_TASK PROMPT_: Print each of the lines below, unchanged.

_INPUT FOR THIS TASK_:
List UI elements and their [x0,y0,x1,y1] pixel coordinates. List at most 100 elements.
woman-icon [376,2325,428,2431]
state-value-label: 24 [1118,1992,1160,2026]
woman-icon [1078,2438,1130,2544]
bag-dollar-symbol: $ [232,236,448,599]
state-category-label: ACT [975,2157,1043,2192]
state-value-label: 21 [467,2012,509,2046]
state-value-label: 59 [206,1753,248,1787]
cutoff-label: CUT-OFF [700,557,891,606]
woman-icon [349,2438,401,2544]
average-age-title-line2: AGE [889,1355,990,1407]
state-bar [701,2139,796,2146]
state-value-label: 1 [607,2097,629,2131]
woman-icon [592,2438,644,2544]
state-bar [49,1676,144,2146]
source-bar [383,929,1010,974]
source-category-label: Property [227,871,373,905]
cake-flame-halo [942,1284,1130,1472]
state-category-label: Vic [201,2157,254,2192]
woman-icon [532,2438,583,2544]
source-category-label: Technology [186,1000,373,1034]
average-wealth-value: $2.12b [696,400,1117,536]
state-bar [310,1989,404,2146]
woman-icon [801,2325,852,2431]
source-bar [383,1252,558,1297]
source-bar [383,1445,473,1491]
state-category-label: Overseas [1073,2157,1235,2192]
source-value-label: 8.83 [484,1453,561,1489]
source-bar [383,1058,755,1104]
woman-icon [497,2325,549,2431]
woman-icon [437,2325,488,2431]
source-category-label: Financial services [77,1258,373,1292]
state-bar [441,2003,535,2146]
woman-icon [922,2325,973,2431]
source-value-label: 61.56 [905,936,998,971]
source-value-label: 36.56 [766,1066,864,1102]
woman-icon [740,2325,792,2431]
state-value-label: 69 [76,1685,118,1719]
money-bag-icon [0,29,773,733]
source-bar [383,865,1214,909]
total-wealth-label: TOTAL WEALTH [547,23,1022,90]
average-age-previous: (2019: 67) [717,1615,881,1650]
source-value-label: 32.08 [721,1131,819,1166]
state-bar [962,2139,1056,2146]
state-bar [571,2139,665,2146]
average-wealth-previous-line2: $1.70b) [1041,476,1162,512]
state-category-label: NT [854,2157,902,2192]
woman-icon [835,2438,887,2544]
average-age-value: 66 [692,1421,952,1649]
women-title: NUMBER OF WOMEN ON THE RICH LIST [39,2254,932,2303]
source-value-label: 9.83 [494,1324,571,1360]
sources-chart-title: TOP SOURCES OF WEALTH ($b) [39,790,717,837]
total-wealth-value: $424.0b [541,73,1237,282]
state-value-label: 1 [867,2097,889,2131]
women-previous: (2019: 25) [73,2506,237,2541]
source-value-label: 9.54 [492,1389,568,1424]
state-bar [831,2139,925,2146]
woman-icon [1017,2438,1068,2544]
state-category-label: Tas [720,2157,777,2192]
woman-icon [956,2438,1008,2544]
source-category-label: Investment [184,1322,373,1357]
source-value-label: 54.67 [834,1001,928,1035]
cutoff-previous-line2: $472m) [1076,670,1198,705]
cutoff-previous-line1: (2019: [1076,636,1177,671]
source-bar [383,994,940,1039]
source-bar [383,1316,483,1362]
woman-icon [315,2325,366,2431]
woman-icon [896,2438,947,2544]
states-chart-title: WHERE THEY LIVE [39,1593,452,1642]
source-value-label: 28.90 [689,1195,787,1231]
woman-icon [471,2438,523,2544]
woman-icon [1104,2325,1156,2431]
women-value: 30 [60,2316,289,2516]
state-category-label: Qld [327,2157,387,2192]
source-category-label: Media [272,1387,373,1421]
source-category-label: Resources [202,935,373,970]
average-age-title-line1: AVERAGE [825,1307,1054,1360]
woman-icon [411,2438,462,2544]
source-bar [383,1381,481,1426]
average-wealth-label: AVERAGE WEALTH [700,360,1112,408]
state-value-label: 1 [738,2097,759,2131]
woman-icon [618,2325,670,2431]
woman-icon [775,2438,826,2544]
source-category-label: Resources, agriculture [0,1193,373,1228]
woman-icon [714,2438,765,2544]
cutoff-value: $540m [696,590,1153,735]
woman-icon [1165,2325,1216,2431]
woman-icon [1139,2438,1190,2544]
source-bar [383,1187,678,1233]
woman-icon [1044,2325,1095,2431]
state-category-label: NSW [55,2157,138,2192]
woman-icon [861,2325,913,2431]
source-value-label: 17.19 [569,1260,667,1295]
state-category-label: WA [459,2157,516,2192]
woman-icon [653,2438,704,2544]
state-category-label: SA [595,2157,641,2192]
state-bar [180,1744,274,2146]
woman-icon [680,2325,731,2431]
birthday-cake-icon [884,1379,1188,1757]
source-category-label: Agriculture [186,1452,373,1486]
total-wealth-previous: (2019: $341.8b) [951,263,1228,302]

_FULL OUTPUT_:
List UI elements and their [x0,y0,x1,y1] pixel coordinates. List at most 100 elements.
woman-icon [376,2325,428,2431]
state-value-label: 24 [1118,1992,1160,2026]
woman-icon [1078,2438,1130,2544]
bag-dollar-symbol: $ [232,236,448,599]
state-category-label: ACT [975,2157,1043,2192]
state-value-label: 21 [467,2012,509,2046]
state-value-label: 59 [206,1753,248,1787]
cutoff-label: CUT-OFF [700,557,891,606]
woman-icon [349,2438,401,2544]
average-age-title-line2: AGE [889,1355,990,1407]
state-bar [701,2139,796,2146]
state-value-label: 1 [607,2097,629,2131]
woman-icon [592,2438,644,2544]
state-bar [49,1676,144,2146]
source-bar [383,929,1010,974]
source-category-label: Property [227,871,373,905]
cake-flame-halo [942,1284,1130,1472]
state-category-label: Vic [201,2157,254,2192]
woman-icon [532,2438,583,2544]
source-category-label: Technology [186,1000,373,1034]
average-wealth-value: $2.12b [696,400,1117,536]
state-bar [310,1989,404,2146]
woman-icon [801,2325,852,2431]
source-bar [383,1252,558,1297]
source-bar [383,1445,473,1491]
state-category-label: Overseas [1073,2157,1235,2192]
source-value-label: 8.83 [484,1453,561,1489]
source-bar [383,1058,755,1104]
woman-icon [497,2325,549,2431]
woman-icon [437,2325,488,2431]
source-category-label: Financial services [77,1258,373,1292]
state-bar [441,2003,535,2146]
woman-icon [922,2325,973,2431]
source-value-label: 61.56 [905,936,998,971]
source-value-label: 36.56 [766,1066,864,1102]
woman-icon [740,2325,792,2431]
state-value-label: 69 [76,1685,118,1719]
money-bag-icon [0,29,773,733]
source-bar [383,865,1214,909]
total-wealth-label: TOTAL WEALTH [547,23,1022,90]
average-age-previous: (2019: 67) [717,1615,881,1650]
source-value-label: 32.08 [721,1131,819,1166]
state-bar [962,2139,1056,2146]
state-bar [571,2139,665,2146]
average-wealth-previous-line2: $1.70b) [1041,476,1162,512]
state-category-label: NT [854,2157,902,2192]
woman-icon [835,2438,887,2544]
average-age-value: 66 [692,1421,952,1649]
women-title: NUMBER OF WOMEN ON THE RICH LIST [39,2254,932,2303]
source-value-label: 9.83 [494,1324,571,1360]
sources-chart-title: TOP SOURCES OF WEALTH ($b) [39,790,717,837]
total-wealth-value: $424.0b [541,73,1237,282]
state-value-label: 1 [867,2097,889,2131]
women-previous: (2019: 25) [73,2506,237,2541]
source-value-label: 9.54 [492,1389,568,1424]
state-bar [831,2139,925,2146]
woman-icon [1017,2438,1068,2544]
state-category-label: Tas [720,2157,777,2192]
woman-icon [956,2438,1008,2544]
source-category-label: Investment [184,1322,373,1357]
source-value-label: 54.67 [834,1001,928,1035]
cutoff-previous-line2: $472m) [1076,670,1198,705]
cutoff-previous-line1: (2019: [1076,636,1177,671]
source-bar [383,994,940,1039]
source-bar [383,1316,483,1362]
woman-icon [315,2325,366,2431]
woman-icon [896,2438,947,2544]
states-chart-title: WHERE THEY LIVE [39,1593,452,1642]
source-value-label: 28.90 [689,1195,787,1231]
woman-icon [471,2438,523,2544]
woman-icon [1104,2325,1156,2431]
women-value: 30 [60,2316,289,2516]
state-category-label: Qld [327,2157,387,2192]
source-category-label: Media [272,1387,373,1421]
source-category-label: Resources [202,935,373,970]
average-age-title-line1: AVERAGE [825,1307,1054,1360]
woman-icon [411,2438,462,2544]
source-bar [383,1381,481,1426]
average-wealth-label: AVERAGE WEALTH [700,360,1112,408]
state-value-label: 1 [738,2097,759,2131]
woman-icon [618,2325,670,2431]
woman-icon [775,2438,826,2544]
source-category-label: Resources, agriculture [0,1193,373,1228]
woman-icon [714,2438,765,2544]
cutoff-value: $540m [696,590,1153,735]
woman-icon [1165,2325,1216,2431]
woman-icon [1139,2438,1190,2544]
source-bar [383,1187,678,1233]
woman-icon [1044,2325,1095,2431]
state-category-label: NSW [55,2157,138,2192]
woman-icon [861,2325,913,2431]
source-value-label: 17.19 [569,1260,667,1295]
state-category-label: WA [459,2157,516,2192]
woman-icon [653,2438,704,2544]
state-category-label: SA [595,2157,641,2192]
state-bar [180,1744,274,2146]
woman-icon [680,2325,731,2431]
birthday-cake-icon [884,1379,1188,1757]
source-category-label: Agriculture [186,1452,373,1486]
total-wealth-previous: (2019: $341.8b) [951,263,1228,302]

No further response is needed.